### Stated problem
Look for the string "Potential" in every line, and copy each line that has it.

**** Dataset records ****

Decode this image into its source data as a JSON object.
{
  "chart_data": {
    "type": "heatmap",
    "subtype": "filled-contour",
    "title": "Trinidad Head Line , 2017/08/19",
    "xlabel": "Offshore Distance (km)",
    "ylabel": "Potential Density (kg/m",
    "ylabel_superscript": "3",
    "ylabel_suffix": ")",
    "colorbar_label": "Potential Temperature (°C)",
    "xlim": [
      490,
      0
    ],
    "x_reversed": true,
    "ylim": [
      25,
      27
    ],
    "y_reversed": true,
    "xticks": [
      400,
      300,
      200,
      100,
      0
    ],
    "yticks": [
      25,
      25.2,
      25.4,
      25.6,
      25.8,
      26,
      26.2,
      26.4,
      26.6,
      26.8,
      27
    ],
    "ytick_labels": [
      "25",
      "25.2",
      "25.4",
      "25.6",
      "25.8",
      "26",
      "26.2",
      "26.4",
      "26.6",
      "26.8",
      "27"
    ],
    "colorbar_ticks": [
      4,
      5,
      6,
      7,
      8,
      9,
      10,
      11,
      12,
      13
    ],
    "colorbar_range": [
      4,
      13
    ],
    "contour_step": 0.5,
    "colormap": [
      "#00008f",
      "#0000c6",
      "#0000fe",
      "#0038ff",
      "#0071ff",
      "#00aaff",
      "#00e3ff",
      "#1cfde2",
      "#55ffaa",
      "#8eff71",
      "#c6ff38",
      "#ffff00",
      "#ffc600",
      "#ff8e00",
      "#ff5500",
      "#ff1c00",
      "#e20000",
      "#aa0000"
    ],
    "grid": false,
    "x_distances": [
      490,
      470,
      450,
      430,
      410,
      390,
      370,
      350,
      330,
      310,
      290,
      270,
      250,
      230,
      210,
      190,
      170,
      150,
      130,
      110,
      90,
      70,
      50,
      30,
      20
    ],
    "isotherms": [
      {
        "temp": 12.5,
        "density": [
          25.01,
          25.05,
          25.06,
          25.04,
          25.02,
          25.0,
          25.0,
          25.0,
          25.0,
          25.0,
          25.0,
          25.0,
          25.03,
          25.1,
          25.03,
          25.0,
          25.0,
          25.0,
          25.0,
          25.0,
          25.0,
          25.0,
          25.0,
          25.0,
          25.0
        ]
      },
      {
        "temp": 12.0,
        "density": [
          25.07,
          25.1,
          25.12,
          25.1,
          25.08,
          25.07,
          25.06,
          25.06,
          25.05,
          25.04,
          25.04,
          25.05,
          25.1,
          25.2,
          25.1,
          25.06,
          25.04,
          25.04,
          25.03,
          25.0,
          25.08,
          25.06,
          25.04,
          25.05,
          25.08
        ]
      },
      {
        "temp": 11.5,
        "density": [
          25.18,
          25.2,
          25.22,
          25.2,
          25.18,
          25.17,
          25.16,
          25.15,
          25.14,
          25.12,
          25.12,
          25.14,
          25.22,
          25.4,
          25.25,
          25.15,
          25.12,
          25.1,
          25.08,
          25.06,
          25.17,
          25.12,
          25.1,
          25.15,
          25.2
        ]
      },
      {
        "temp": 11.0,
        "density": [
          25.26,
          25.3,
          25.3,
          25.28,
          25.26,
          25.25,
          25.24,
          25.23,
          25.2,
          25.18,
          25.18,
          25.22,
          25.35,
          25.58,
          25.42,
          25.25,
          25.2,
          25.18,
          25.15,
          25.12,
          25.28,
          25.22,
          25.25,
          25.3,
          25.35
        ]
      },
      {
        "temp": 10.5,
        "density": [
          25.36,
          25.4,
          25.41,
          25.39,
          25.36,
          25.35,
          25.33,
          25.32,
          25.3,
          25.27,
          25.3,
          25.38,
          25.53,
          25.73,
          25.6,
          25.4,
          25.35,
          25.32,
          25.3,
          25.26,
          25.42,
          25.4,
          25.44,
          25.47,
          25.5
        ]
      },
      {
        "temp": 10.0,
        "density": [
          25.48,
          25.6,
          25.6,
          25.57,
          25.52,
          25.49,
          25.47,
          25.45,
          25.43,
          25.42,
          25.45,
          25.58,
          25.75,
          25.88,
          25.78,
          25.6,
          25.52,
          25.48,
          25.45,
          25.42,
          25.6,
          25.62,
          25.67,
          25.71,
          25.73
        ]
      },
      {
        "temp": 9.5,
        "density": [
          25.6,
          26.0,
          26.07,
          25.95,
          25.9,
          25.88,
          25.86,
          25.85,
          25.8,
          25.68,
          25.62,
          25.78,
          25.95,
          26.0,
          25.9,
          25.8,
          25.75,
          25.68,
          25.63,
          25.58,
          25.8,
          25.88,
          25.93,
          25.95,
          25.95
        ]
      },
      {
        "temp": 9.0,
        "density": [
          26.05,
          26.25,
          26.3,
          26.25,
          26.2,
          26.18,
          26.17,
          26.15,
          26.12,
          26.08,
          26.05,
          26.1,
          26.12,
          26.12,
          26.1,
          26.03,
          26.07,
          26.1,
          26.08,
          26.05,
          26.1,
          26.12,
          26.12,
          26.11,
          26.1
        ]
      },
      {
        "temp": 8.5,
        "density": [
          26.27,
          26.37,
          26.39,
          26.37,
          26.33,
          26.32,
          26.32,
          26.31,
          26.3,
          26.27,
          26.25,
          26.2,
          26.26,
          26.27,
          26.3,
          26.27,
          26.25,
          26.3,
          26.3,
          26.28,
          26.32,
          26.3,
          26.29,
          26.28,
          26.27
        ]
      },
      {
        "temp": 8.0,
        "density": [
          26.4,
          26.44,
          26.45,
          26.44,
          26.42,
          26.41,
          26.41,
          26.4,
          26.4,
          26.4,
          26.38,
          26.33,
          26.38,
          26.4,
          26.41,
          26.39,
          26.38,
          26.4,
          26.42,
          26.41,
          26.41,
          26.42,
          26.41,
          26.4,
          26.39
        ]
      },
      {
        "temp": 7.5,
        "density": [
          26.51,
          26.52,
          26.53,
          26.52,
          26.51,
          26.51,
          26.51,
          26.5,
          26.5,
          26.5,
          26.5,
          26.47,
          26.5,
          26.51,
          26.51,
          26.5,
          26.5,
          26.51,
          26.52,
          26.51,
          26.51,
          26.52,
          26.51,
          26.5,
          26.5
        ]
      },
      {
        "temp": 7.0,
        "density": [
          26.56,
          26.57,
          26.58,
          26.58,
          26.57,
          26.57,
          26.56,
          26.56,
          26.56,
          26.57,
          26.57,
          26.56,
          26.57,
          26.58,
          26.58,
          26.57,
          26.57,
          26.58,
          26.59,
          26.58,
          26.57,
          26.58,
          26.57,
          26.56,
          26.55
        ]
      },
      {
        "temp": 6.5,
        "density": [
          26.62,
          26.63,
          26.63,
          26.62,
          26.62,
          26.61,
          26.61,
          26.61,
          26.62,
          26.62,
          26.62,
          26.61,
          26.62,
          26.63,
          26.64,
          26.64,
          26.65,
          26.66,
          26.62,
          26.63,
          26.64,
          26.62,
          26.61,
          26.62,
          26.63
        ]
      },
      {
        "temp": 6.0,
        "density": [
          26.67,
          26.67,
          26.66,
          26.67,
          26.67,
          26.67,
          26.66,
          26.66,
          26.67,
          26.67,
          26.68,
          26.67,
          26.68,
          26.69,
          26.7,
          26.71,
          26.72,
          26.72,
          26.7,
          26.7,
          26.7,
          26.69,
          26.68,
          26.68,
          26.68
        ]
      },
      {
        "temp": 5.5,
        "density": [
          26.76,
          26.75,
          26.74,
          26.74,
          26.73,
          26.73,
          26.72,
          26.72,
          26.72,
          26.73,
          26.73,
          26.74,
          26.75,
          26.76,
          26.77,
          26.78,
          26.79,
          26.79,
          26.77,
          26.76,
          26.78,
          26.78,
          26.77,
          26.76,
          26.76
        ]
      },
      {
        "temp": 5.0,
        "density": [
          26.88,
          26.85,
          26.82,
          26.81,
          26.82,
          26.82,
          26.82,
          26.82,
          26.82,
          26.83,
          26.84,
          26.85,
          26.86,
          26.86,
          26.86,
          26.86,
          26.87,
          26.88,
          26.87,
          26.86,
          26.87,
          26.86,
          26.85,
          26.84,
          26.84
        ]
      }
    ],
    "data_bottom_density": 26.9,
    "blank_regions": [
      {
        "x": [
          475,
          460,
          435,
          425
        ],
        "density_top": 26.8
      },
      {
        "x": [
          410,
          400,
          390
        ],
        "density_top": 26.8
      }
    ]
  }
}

****

### In response
    "ylabel": "Potential Density (kg/m",
    "colorbar_label": "Potential Temperature (°C)",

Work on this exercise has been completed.